▶ **Exercise goal**:
Go through the records and give each one again exactly.

____

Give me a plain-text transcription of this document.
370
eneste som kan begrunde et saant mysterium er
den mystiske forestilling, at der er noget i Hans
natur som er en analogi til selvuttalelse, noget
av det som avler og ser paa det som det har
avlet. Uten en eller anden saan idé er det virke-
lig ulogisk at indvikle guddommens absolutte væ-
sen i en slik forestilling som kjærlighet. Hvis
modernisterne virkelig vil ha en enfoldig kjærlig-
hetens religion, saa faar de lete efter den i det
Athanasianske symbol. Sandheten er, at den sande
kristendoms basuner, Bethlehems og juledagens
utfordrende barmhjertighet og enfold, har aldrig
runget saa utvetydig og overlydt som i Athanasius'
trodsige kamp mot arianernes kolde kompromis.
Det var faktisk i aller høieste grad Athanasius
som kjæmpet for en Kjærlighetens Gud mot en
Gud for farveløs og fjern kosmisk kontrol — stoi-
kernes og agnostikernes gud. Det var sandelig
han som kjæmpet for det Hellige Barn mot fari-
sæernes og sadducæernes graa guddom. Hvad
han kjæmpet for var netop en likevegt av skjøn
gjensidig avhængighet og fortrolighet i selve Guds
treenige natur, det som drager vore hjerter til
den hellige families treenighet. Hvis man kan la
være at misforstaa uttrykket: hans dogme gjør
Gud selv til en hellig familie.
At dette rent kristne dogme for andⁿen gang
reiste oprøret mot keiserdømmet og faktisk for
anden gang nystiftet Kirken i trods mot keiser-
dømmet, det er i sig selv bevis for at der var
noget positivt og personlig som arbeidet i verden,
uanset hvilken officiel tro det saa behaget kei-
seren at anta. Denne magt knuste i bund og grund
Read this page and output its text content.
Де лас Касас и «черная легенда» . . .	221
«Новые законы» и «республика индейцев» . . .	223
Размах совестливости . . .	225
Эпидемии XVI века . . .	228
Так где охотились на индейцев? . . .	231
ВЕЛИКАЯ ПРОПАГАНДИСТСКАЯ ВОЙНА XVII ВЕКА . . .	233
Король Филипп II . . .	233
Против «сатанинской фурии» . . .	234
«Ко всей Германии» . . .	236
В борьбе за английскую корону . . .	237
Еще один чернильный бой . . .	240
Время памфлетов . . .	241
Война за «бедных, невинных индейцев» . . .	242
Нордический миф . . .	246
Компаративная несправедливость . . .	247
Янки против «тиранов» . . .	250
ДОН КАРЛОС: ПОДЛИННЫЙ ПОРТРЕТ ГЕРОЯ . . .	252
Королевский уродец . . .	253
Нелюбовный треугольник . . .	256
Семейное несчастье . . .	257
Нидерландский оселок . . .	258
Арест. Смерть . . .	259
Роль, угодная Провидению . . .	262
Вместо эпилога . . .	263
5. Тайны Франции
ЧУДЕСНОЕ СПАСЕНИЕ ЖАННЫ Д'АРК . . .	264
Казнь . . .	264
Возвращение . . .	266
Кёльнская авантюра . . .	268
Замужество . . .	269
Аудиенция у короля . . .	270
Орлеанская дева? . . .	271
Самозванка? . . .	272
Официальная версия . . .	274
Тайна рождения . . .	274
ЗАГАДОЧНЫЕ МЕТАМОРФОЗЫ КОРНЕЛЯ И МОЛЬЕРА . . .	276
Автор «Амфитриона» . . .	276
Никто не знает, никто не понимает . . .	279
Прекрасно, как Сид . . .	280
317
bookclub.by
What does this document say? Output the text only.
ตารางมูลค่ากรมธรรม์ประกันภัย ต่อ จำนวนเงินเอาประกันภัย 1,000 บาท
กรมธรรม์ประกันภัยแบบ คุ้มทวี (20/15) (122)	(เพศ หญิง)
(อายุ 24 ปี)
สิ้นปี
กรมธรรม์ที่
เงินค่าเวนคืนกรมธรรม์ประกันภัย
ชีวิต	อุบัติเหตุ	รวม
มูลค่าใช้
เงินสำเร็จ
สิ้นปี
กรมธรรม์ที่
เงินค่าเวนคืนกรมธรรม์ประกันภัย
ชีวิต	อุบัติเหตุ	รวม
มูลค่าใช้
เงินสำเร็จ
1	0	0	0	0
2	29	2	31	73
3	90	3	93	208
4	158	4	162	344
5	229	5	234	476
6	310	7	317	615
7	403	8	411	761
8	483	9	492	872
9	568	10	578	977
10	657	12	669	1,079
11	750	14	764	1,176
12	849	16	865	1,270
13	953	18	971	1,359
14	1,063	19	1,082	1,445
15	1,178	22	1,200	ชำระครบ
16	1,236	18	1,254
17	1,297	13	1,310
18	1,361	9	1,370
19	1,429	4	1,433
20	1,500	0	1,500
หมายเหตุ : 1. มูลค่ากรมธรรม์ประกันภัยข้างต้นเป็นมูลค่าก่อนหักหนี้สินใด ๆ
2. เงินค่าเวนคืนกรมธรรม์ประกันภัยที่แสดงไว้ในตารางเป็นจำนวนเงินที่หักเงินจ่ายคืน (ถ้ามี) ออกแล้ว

____

▶ **Response to this exercise**:
Give me a plain-text transcription of this document.
370
eneste som kan begrunde et saant mysterium er
den mystiske forestilling, at der er noget i Hans
natur som er en analogi til selvuttalelse, noget
av det som avler og ser paa det som det har
avlet. Uten en eller anden saan idé er det virke-
lig ulogisk at indvikle guddommens absolutte væ-
sen i en slik forestilling som kjærlighet. Hvis
modernisterne virkelig vil ha en enfoldig kjærlig-
hetens religion, saa faar de lete efter den i det
Athanasianske symbol. Sandheten er, at den sande
kristendoms basuner, Bethlehems og juledagens
utfordrende barmhjertighet og enfold, har aldrig
runget saa utvetydig og overlydt som i Athanasius'
trodsige kamp mot arianernes kolde kompromis.
Det var faktisk i aller høieste grad Athanasius
som kjæmpet for en Kjærlighetens Gud mot en
Gud for farveløs og fjern kosmisk kontrol — stoi-
kernes og agnostikernes gud. Det var sandelig
han som kjæmpet for det Hellige Barn mot fari-
sæernes og sadducæernes graa guddom. Hvad
han kjæmpet for var netop en likevegt av skjøn
gjensidig avhængighet og fortrolighet i selve Guds
treenige natur, det som drager vore hjerter til
den hellige families treenighet. Hvis man kan la
være at misforstaa uttrykket: hans dogme gjør
Gud selv til en hellig familie.
At dette rent kristne dogme for andⁿen gang
reiste oprøret mot keiserdømmet og faktisk for
anden gang nystiftet Kirken i trods mot keiser-
dømmet, det er i sig selv bevis for at der var
noget positivt og personlig som arbeidet i verden,
uanset hvilken officiel tro det saa behaget kei-
seren at anta. Denne magt knuste i bund og grund
Read this page and output its text content.
Де лас Касас и «черная легенда» . . .	221
«Новые законы» и «республика индейцев» . . .	223
Размах совестливости . . .	225
Эпидемии XVI века . . .	228
Так где охотились на индейцев? . . .	231
ВЕЛИКАЯ ПРОПАГАНДИСТСКАЯ ВОЙНА XVII ВЕКА . . .	233
Король Филипп II . . .	233
Против «сатанинской фурии» . . .	234
«Ко всей Германии» . . .	236
В борьбе за английскую корону . . .	237
Еще один чернильный бой . . .	240
Время памфлетов . . .	241
Война за «бедных, невинных индейцев» . . .	242
Нордический миф . . .	246
Компаративная несправедливость . . .	247
Янки против «тиранов» . . .	250
ДОН КАРЛОС: ПОДЛИННЫЙ ПОРТРЕТ ГЕРОЯ . . .	252
Королевский уродец . . .	253
Нелюбовный треугольник . . .	256
Семейное несчастье . . .	257
Нидерландский оселок . . .	258
Арест. Смерть . . .	259
Роль, угодная Провидению . . .	262
Вместо эпилога . . .	263
5. Тайны Франции
ЧУДЕСНОЕ СПАСЕНИЕ ЖАННЫ Д'АРК . . .	264
Казнь . . .	264
Возвращение . . .	266
Кёльнская авантюра . . .	268
Замужество . . .	269
Аудиенция у короля . . .	270
Орлеанская дева? . . .	271
Самозванка? . . .	272
Официальная версия . . .	274
Тайна рождения . . .	274
ЗАГАДОЧНЫЕ МЕТАМОРФОЗЫ КОРНЕЛЯ И МОЛЬЕРА . . .	276
Автор «Амфитриона» . . .	276
Никто не знает, никто не понимает . . .	279
Прекрасно, как Сид . . .	280
317
bookclub.by
What does this document say? Output the text only.
ตารางมูลค่ากรมธรรม์ประกันภัย ต่อ จำนวนเงินเอาประกันภัย 1,000 บาท
กรมธรรม์ประกันภัยแบบ คุ้มทวี (20/15) (122)	(เพศ หญิง)
(อายุ 24 ปี)
สิ้นปี
กรมธรรม์ที่
เงินค่าเวนคืนกรมธรรม์ประกันภัย
ชีวิต	อุบัติเหตุ	รวม
มูลค่าใช้
เงินสำเร็จ
สิ้นปี
กรมธรรม์ที่
เงินค่าเวนคืนกรมธรรม์ประกันภัย
ชีวิต	อุบัติเหตุ	รวม
มูลค่าใช้
เงินสำเร็จ
1	0	0	0	0
2	29	2	31	73
3	90	3	93	208
4	158	4	162	344
5	229	5	234	476
6	310	7	317	615
7	403	8	411	761
8	483	9	492	872
9	568	10	578	977
10	657	12	669	1,079
11	750	14	764	1,176
12	849	16	865	1,270
13	953	18	971	1,359
14	1,063	19	1,082	1,445
15	1,178	22	1,200	ชำระครบ
16	1,236	18	1,254
17	1,297	13	1,310
18	1,361	9	1,370
19	1,429	4	1,433
20	1,500	0	1,500
หมายเหตุ : 1. มูลค่ากรมธรรม์ประกันภัยข้างต้นเป็นมูลค่าก่อนหักหนี้สินใด ๆ
2. เงินค่าเวนคืนกรมธรรม์ประกันภัยที่แสดงไว้ในตารางเป็นจำนวนเงินที่หักเงินจ่ายคืน (ถ้ามี) ออกแล้ว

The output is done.